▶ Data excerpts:
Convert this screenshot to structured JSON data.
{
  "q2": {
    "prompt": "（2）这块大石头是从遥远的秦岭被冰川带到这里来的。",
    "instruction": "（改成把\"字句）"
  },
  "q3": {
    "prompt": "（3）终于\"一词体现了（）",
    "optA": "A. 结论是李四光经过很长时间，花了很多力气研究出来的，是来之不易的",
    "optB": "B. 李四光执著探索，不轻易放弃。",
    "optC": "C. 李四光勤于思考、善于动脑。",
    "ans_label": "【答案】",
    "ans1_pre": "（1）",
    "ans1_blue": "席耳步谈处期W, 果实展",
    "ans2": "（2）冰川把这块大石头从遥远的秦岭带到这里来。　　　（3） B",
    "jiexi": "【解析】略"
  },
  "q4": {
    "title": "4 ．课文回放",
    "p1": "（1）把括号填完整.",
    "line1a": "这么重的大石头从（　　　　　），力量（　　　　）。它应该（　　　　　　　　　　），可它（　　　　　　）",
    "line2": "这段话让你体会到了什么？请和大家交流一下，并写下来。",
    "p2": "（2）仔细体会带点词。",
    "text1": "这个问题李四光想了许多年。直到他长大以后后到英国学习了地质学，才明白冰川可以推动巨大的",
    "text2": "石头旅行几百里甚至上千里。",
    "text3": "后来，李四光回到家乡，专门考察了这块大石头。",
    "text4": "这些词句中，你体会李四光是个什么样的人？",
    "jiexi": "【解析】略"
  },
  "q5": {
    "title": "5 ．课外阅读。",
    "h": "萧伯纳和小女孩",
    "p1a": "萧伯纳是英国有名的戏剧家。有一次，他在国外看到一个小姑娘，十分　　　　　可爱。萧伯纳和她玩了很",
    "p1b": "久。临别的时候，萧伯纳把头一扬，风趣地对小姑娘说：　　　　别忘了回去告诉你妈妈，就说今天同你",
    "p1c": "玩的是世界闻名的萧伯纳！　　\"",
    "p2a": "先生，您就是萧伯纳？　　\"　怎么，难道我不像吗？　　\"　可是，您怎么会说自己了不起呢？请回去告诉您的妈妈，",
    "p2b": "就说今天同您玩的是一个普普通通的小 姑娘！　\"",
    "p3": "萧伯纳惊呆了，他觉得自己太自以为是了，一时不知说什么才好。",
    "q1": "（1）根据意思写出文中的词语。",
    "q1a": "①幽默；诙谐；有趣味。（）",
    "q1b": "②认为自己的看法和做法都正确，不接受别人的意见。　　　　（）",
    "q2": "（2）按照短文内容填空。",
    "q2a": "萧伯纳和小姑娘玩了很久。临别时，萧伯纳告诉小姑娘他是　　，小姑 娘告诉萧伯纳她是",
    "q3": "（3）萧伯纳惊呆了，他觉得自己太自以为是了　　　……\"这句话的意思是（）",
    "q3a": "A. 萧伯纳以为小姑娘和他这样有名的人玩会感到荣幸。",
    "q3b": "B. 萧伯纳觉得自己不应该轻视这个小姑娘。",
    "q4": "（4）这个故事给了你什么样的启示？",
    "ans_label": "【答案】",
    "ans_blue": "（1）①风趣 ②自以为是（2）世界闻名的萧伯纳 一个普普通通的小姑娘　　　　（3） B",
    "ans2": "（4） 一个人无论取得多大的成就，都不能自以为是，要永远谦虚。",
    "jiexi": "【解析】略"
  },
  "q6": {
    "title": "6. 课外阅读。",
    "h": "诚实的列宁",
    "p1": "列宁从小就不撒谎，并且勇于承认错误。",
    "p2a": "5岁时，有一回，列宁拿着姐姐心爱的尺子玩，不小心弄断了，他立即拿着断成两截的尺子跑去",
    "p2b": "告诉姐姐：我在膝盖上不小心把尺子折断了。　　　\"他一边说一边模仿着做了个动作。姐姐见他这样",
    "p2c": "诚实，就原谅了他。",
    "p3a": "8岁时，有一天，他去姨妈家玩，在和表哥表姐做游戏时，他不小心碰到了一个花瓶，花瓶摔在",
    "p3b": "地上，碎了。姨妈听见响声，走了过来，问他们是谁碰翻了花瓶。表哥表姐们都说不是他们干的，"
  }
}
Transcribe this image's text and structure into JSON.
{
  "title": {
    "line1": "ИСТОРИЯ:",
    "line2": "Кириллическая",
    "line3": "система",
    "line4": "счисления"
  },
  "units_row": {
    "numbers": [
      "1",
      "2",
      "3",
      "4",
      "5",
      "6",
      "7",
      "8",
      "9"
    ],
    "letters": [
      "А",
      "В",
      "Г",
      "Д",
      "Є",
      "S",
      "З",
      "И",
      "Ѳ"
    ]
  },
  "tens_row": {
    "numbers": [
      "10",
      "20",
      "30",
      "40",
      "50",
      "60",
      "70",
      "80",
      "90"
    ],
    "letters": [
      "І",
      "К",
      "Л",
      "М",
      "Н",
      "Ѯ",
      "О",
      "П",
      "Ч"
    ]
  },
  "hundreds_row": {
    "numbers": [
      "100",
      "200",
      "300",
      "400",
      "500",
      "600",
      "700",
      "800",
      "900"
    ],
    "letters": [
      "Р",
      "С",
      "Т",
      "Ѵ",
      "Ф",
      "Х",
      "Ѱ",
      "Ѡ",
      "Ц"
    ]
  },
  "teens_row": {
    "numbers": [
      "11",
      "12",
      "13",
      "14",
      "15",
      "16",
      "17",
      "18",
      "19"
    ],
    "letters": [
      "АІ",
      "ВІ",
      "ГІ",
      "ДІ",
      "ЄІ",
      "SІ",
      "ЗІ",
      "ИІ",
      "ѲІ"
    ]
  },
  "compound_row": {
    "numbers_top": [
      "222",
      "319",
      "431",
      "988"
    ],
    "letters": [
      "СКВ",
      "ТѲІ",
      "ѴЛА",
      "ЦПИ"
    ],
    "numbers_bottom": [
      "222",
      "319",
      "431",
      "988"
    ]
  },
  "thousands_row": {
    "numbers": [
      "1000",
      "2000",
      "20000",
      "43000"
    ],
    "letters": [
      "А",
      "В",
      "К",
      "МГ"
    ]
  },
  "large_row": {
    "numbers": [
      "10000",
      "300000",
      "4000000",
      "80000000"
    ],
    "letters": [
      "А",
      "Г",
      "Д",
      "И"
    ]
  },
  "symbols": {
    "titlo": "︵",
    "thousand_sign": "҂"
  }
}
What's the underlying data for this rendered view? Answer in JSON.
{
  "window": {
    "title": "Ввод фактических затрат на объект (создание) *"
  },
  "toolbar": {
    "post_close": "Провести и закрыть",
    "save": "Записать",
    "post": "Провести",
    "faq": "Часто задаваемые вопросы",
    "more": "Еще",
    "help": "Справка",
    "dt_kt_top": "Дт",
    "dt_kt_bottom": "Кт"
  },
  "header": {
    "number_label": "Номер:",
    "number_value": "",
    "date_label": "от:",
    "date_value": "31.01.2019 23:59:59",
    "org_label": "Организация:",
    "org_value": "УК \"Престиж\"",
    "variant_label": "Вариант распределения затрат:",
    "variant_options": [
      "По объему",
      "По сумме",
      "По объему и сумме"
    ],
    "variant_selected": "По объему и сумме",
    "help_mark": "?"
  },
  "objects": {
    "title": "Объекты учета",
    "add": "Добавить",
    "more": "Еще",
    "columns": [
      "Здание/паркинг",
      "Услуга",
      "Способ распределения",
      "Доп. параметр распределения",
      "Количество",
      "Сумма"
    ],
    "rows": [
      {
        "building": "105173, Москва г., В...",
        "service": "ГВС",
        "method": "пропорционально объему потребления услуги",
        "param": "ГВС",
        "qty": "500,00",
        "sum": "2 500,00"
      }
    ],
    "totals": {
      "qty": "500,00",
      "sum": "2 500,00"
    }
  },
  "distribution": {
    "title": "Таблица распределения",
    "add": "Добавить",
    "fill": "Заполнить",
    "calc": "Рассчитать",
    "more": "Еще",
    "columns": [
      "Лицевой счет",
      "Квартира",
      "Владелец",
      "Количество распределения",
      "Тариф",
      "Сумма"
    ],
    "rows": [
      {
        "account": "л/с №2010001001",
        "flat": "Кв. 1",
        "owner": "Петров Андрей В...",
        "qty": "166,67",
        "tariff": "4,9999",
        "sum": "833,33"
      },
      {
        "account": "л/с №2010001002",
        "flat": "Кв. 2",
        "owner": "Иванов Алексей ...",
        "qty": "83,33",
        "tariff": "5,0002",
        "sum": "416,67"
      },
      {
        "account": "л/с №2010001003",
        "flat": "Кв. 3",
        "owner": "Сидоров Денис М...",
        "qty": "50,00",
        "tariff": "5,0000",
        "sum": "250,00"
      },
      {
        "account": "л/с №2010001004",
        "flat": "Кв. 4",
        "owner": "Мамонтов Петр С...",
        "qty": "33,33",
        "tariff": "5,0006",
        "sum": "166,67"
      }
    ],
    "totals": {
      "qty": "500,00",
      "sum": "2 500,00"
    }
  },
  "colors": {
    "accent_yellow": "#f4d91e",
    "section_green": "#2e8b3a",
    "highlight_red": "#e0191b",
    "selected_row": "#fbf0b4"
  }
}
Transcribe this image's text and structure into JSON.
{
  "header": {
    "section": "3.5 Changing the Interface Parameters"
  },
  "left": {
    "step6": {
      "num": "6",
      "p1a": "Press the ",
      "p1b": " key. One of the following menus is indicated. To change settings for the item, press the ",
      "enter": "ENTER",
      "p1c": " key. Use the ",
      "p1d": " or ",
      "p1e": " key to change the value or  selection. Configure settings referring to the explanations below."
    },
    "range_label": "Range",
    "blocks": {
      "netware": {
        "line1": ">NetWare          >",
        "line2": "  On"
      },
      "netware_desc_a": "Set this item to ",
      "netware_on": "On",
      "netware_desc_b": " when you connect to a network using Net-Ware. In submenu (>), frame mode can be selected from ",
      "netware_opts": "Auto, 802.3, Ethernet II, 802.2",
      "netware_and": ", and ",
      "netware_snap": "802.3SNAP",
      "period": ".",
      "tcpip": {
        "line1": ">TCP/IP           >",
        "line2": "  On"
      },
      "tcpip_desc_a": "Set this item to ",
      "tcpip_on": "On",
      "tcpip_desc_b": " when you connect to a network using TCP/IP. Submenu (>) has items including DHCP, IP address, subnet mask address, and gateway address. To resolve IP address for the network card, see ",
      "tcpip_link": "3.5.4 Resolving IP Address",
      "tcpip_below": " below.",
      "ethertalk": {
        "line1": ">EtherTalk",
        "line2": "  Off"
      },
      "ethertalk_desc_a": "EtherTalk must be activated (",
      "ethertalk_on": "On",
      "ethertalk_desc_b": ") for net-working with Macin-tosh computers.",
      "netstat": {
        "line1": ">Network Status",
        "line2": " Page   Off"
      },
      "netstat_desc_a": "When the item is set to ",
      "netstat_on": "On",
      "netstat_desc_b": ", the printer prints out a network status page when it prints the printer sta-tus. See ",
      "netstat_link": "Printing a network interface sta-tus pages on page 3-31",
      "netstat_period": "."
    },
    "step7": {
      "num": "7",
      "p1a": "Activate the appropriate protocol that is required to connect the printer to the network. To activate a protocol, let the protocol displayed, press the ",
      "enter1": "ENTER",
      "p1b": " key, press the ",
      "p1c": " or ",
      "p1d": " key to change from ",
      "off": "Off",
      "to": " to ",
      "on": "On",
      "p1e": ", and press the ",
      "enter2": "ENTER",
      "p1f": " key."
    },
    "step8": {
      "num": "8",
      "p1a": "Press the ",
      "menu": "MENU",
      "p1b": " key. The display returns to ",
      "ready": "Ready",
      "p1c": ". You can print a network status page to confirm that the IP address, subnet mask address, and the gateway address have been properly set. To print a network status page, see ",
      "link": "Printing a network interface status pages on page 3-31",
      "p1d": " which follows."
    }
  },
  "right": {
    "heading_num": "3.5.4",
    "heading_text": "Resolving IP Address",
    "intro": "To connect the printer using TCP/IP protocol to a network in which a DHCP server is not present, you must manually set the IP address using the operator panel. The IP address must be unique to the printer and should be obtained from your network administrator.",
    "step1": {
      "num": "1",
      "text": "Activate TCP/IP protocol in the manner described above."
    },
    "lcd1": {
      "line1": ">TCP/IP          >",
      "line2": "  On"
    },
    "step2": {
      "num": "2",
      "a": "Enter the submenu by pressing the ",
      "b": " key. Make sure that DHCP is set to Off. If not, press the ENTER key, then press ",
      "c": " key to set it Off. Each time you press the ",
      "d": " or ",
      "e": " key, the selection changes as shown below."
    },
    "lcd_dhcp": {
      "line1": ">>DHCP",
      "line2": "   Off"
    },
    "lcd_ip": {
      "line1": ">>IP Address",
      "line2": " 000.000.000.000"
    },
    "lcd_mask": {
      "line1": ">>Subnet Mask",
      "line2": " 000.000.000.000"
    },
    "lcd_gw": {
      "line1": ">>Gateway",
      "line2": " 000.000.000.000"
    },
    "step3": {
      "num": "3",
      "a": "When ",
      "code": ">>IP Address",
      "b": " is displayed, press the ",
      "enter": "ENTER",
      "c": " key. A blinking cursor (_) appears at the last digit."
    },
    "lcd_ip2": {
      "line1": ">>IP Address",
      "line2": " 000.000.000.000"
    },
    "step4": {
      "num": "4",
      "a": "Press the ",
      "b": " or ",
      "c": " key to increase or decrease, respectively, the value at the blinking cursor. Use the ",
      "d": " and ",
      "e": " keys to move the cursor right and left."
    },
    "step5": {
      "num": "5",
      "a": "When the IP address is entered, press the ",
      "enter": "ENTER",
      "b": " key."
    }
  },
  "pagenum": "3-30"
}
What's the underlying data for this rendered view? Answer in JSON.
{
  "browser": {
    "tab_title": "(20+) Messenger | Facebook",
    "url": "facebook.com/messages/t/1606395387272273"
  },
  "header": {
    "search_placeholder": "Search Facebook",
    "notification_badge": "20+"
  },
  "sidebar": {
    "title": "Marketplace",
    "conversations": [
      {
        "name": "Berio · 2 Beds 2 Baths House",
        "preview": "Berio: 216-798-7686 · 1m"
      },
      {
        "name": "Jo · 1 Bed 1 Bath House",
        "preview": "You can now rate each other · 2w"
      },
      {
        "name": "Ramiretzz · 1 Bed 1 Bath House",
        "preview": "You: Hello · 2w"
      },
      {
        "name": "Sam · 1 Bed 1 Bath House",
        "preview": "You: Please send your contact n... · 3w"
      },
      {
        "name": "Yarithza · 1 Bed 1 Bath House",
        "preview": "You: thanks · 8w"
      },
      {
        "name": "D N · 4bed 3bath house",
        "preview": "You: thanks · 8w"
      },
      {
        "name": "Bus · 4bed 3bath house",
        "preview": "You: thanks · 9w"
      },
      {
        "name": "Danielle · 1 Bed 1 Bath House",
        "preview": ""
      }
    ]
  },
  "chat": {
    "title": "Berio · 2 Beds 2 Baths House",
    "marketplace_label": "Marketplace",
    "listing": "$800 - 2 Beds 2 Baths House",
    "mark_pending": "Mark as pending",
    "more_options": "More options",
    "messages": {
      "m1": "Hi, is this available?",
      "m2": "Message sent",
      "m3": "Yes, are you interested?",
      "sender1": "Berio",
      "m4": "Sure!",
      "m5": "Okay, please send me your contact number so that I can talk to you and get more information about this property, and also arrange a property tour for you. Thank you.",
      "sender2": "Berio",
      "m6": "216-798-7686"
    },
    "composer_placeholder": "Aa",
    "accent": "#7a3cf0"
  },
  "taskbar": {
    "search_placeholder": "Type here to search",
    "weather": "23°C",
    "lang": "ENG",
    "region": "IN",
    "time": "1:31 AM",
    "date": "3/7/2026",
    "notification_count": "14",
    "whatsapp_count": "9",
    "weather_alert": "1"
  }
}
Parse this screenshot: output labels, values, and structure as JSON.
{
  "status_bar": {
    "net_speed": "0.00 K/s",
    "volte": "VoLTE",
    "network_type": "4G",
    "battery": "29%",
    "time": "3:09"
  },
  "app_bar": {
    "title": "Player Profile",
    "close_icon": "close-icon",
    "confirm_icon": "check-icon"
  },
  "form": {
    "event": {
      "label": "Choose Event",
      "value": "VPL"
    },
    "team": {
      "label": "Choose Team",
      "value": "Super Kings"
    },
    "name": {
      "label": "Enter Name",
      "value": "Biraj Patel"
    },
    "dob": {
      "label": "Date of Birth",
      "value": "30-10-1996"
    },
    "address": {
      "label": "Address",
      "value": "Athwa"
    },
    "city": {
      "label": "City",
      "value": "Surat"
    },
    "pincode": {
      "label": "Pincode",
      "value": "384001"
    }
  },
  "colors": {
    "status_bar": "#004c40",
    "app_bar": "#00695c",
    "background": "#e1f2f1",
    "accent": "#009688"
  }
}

▶ Directions for this task: Reproduce every line from the entries that holds the word "сумме".

▶ Output:
      "По сумме",
      "По объему и сумме"
    "variant_selected": "По объему и сумме",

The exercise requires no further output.